_OBJECTIVE_: Count lines, not occurrences: report how many lines in the records hold the string "无错记录", and nothing else.

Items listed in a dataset

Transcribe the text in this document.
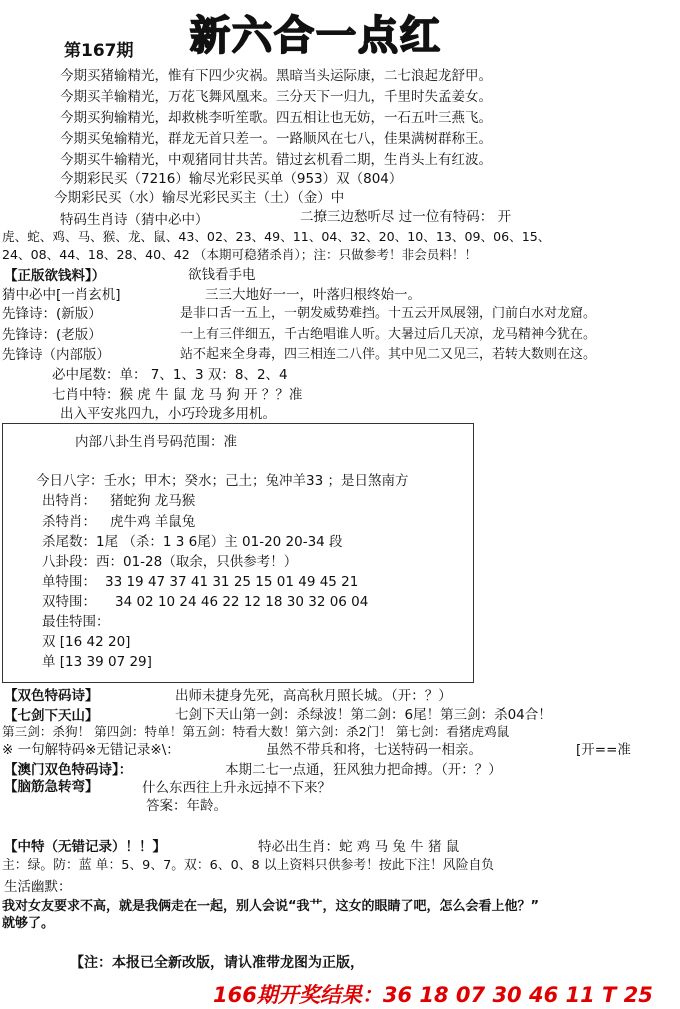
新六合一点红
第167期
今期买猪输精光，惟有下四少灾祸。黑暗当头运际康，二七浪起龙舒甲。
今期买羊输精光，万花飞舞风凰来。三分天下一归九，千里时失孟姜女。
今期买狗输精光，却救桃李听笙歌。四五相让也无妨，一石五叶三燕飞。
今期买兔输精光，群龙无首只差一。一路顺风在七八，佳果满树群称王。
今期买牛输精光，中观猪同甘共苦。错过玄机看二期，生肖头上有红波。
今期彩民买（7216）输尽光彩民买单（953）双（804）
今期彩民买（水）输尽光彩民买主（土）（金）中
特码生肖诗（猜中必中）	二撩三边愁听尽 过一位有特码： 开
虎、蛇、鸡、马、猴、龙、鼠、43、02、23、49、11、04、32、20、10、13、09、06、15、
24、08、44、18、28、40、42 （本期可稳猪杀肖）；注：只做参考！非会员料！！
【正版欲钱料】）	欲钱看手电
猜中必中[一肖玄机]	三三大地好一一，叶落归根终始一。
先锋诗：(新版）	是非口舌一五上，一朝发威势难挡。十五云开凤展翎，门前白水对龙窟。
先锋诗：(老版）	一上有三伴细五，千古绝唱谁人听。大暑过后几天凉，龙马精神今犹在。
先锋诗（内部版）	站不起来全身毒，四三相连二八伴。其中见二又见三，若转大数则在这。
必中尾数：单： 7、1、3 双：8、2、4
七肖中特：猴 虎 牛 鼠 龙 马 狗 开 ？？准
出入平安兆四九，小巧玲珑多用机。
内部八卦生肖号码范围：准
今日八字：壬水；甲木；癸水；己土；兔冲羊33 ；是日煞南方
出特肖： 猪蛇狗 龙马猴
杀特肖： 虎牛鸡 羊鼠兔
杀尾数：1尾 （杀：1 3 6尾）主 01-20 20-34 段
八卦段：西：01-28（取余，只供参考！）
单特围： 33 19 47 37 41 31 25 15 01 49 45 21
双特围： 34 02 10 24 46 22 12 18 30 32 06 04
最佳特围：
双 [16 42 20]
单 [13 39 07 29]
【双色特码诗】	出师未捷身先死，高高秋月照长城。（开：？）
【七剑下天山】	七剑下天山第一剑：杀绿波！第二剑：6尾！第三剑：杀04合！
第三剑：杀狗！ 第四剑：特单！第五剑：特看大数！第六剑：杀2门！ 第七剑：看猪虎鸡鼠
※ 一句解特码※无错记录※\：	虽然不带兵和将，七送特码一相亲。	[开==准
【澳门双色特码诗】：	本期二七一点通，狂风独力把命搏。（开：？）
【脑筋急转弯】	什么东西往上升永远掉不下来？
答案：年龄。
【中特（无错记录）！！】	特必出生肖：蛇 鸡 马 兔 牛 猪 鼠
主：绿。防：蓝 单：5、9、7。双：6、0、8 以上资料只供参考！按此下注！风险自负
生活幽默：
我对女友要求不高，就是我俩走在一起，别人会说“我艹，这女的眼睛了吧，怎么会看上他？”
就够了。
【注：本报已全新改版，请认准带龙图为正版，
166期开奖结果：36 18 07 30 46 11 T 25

_SOLUTION_: 2